> [Problem to solve]
Read the listing below and copy out every line that holds "jpeg".

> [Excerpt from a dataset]
_ _ _ _
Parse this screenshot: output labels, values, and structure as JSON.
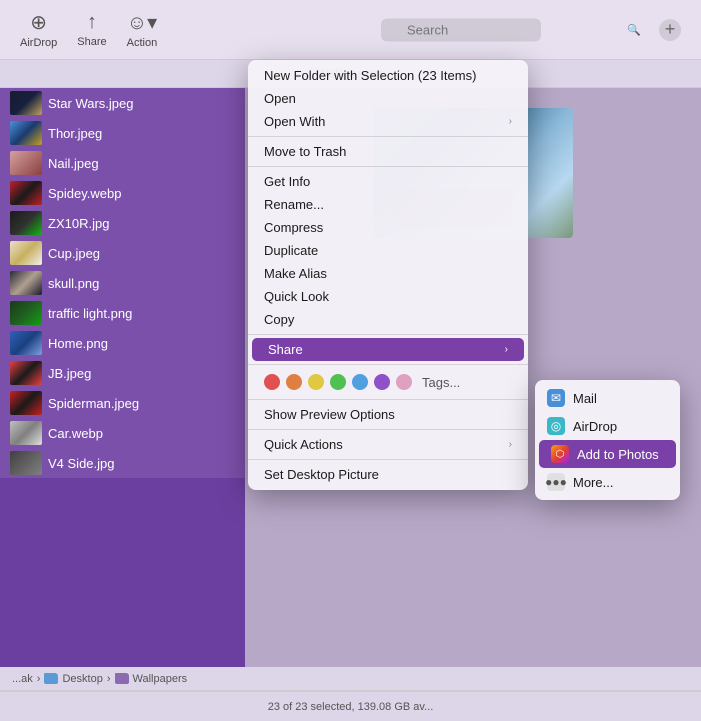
{
  "toolbar": {
    "airdrop_label": "AirDrop",
    "share_label": "Share",
    "action_label": "Action",
    "search_placeholder": "Search",
    "add_button_label": "+"
  },
  "folder_title": "Wallpapers",
  "breadcrumb": {
    "items": [
      "...ak",
      "Desktop",
      "Wallpapers"
    ]
  },
  "file_list": {
    "items": [
      {
        "name": "Star Wars.jpeg",
        "thumb_class": "thumb-star-wars"
      },
      {
        "name": "Thor.jpeg",
        "thumb_class": "thumb-thor"
      },
      {
        "name": "Nail.jpeg",
        "thumb_class": "thumb-nail"
      },
      {
        "name": "Spidey.webp",
        "thumb_class": "thumb-spidey"
      },
      {
        "name": "ZX10R.jpg",
        "thumb_class": "thumb-zx10r"
      },
      {
        "name": "Cup.jpeg",
        "thumb_class": "thumb-cup"
      },
      {
        "name": "skull.png",
        "thumb_class": "thumb-skull"
      },
      {
        "name": "traffic light.png",
        "thumb_class": "thumb-traffic"
      },
      {
        "name": "Home.png",
        "thumb_class": "thumb-home"
      },
      {
        "name": "JB.jpeg",
        "thumb_class": "thumb-jb"
      },
      {
        "name": "Spiderman.jpeg",
        "thumb_class": "thumb-spiderman"
      },
      {
        "name": "Car.webp",
        "thumb_class": "thumb-car"
      },
      {
        "name": "V4 Side.jpg",
        "thumb_class": "thumb-v4"
      }
    ]
  },
  "status_bar": {
    "text": "23 of 23 selected, 139.08 GB av..."
  },
  "context_menu": {
    "items": [
      {
        "id": "new-folder",
        "label": "New Folder with Selection (23 Items)",
        "disabled": false,
        "has_submenu": false
      },
      {
        "id": "open",
        "label": "Open",
        "disabled": false,
        "has_submenu": false
      },
      {
        "id": "open-with",
        "label": "Open With",
        "disabled": false,
        "has_submenu": true
      },
      {
        "id": "divider1"
      },
      {
        "id": "move-trash",
        "label": "Move to Trash",
        "disabled": false,
        "has_submenu": false
      },
      {
        "id": "divider2"
      },
      {
        "id": "get-info",
        "label": "Get Info",
        "disabled": false,
        "has_submenu": false
      },
      {
        "id": "rename",
        "label": "Rename...",
        "disabled": false,
        "has_submenu": false
      },
      {
        "id": "compress",
        "label": "Compress",
        "disabled": false,
        "has_submenu": false
      },
      {
        "id": "duplicate",
        "label": "Duplicate",
        "disabled": false,
        "has_submenu": false
      },
      {
        "id": "make-alias",
        "label": "Make Alias",
        "disabled": false,
        "has_submenu": false
      },
      {
        "id": "quick-look",
        "label": "Quick Look",
        "disabled": false,
        "has_submenu": false
      },
      {
        "id": "copy",
        "label": "Copy",
        "disabled": false,
        "has_submenu": false
      },
      {
        "id": "divider3"
      },
      {
        "id": "share",
        "label": "Share",
        "disabled": false,
        "has_submenu": true,
        "active": true
      },
      {
        "id": "divider4"
      },
      {
        "id": "tags-label",
        "type": "tags"
      },
      {
        "id": "divider5"
      },
      {
        "id": "show-preview",
        "label": "Show Preview Options",
        "disabled": false,
        "has_submenu": false
      },
      {
        "id": "divider6"
      },
      {
        "id": "quick-actions",
        "label": "Quick Actions",
        "disabled": false,
        "has_submenu": true
      },
      {
        "id": "divider7"
      },
      {
        "id": "set-desktop",
        "label": "Set Desktop Picture",
        "disabled": false,
        "has_submenu": false
      }
    ],
    "tags": {
      "colors": [
        "#e05050",
        "#e08040",
        "#e0c840",
        "#50c050",
        "#50a0e0",
        "#9050c8",
        "#e0a0c0"
      ]
    }
  },
  "share_submenu": {
    "items": [
      {
        "id": "mail",
        "label": "Mail",
        "icon_type": "mail"
      },
      {
        "id": "airdrop",
        "label": "AirDrop",
        "icon_type": "airdrop"
      },
      {
        "id": "add-photos",
        "label": "Add to Photos",
        "icon_type": "photos",
        "highlighted": true
      },
      {
        "id": "more",
        "label": "More...",
        "icon_type": "more"
      }
    ]
  }
}
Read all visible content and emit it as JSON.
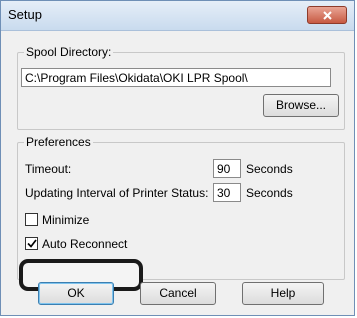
{
  "window": {
    "title": "Setup"
  },
  "spool": {
    "group_label": "Spool Directory:",
    "path": "C:\\Program Files\\Okidata\\OKI LPR Spool\\",
    "browse_label": "Browse..."
  },
  "preferences": {
    "group_label": "Preferences",
    "timeout_label": "Timeout:",
    "timeout_value": "90",
    "timeout_unit": "Seconds",
    "interval_label": "Updating Interval of Printer Status:",
    "interval_value": "30",
    "interval_unit": "Seconds",
    "minimize_label": "Minimize",
    "minimize_checked": false,
    "auto_reconnect_label": "Auto Reconnect",
    "auto_reconnect_checked": true
  },
  "buttons": {
    "ok": "OK",
    "cancel": "Cancel",
    "help": "Help"
  },
  "colors": {
    "callout_border": "#1a1a1a",
    "close_button": "#c75a43"
  }
}
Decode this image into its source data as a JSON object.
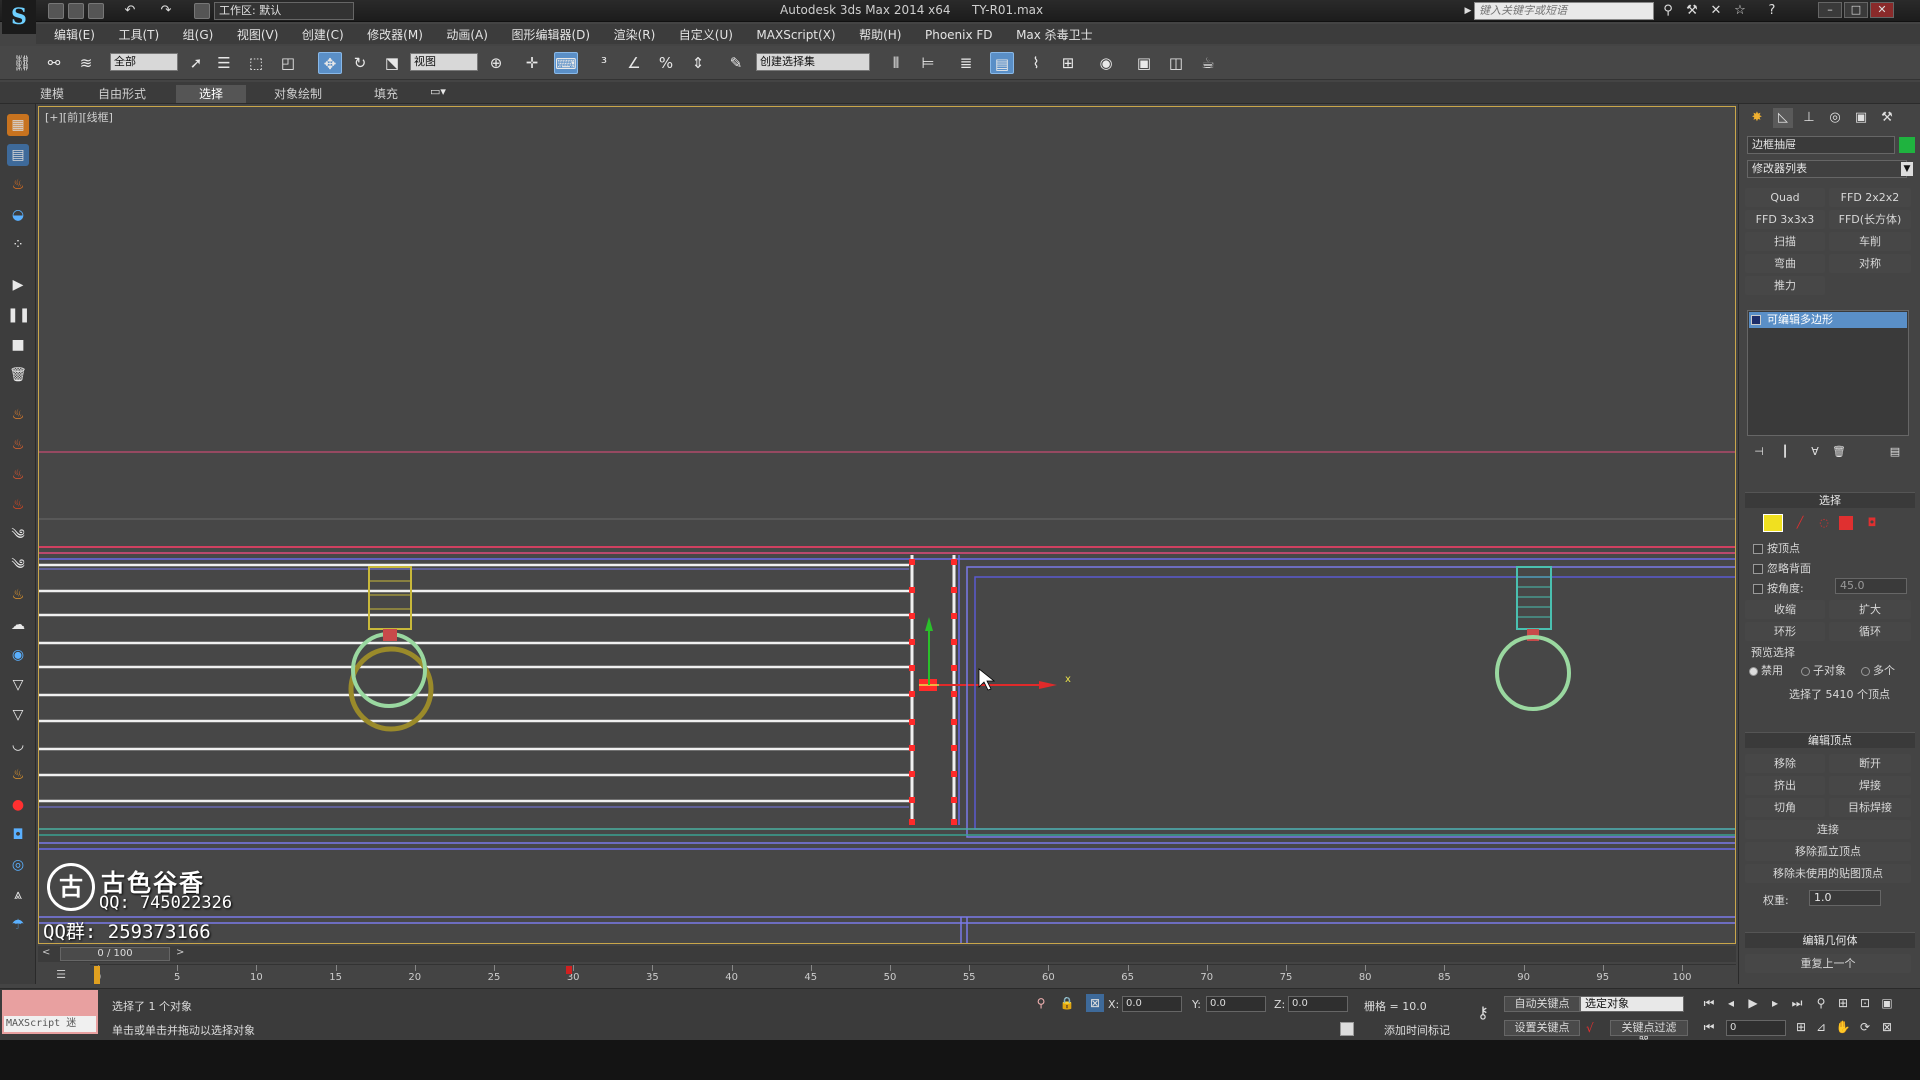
{
  "titlebar": {
    "workspace": "工作区: 默认",
    "app_title": "Autodesk 3ds Max  2014 x64",
    "file_name": "TY-R01.max",
    "search_placeholder": "键入关键字或短语"
  },
  "menu": [
    "编辑(E)",
    "工具(T)",
    "组(G)",
    "视图(V)",
    "创建(C)",
    "修改器(M)",
    "动画(A)",
    "图形编辑器(D)",
    "渲染(R)",
    "自定义(U)",
    "MAXScript(X)",
    "帮助(H)",
    "Phoenix FD",
    "Max 杀毒卫士"
  ],
  "toolbar": {
    "selection_filter": "全部",
    "ref_coord": "视图",
    "named_selection": "创建选择集"
  },
  "ribbon_tabs": [
    "建模",
    "自由形式",
    "选择",
    "对象绘制",
    "填充"
  ],
  "viewport": {
    "label": "[+][前][线框]",
    "axis_x": "x"
  },
  "watermark": {
    "logo_char": "古",
    "brand": "古色谷香",
    "qq": "QQ: 745022326",
    "qq_group": "QQ群: 259373166"
  },
  "command_panel": {
    "object_name": "边框抽屉",
    "object_color": "#1fb33f",
    "modifier_list": "修改器列表",
    "modifier_buttons": [
      "Quad Chamfer",
      "FFD 2x2x2",
      "FFD 3x3x3",
      "FFD(长方体)",
      "扫描",
      "车削",
      "弯曲",
      "对称",
      "推力"
    ],
    "stack_item": "可编辑多边形",
    "selection_section": "选择",
    "by_vertex": "按顶点",
    "ignore_backface": "忽略背面",
    "by_angle": "按角度:",
    "angle_value": "45.0",
    "shrink": "收缩",
    "grow": "扩大",
    "ring": "环形",
    "loop": "循环",
    "preview_selection": "预览选择",
    "preview_options": [
      "禁用",
      "子对象",
      "多个"
    ],
    "selected_info": "选择了 5410 个顶点",
    "edit_vertices_section": "编辑顶点",
    "remove": "移除",
    "break": "断开",
    "extrude": "挤出",
    "weld": "焊接",
    "chamfer": "切角",
    "target_weld": "目标焊接",
    "connect": "连接",
    "remove_isolated": "移除孤立顶点",
    "remove_unused_map": "移除未使用的贴图顶点",
    "weight_label": "权重:",
    "weight_value": "1.0",
    "edit_geometry_section": "编辑几何体",
    "repeat_last": "重复上一个"
  },
  "timeline": {
    "slider": "0 / 100",
    "ticks": [
      "0",
      "5",
      "10",
      "15",
      "20",
      "25",
      "30",
      "35",
      "40",
      "45",
      "50",
      "55",
      "60",
      "65",
      "70",
      "75",
      "80",
      "85",
      "90",
      "95",
      "100"
    ]
  },
  "status": {
    "maxscript_label": "MAXScript 迷",
    "selected": "选择了 1 个对象",
    "prompt": "单击或单击并拖动以选择对象",
    "x_label": "X:",
    "x_value": "0.0",
    "y_label": "Y:",
    "y_value": "0.0",
    "z_label": "Z:",
    "z_value": "0.0",
    "grid": "栅格 = 10.0",
    "auto_key": "自动关键点",
    "selected_obj": "选定对象",
    "set_key": "设置关键点",
    "key_filter": "关键点过滤器...",
    "add_time_tag": "添加时间标记",
    "frame": "0"
  }
}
_ _ _ _
> [Result of this task]
        "name": "Star Wars.jpeg",
        "name": "Thor.jpeg",
        "name": "Nail.jpeg",
        "name": "Cup.jpeg",
        "name": "JB.jpeg",
        "name": "Spiderman.jpeg",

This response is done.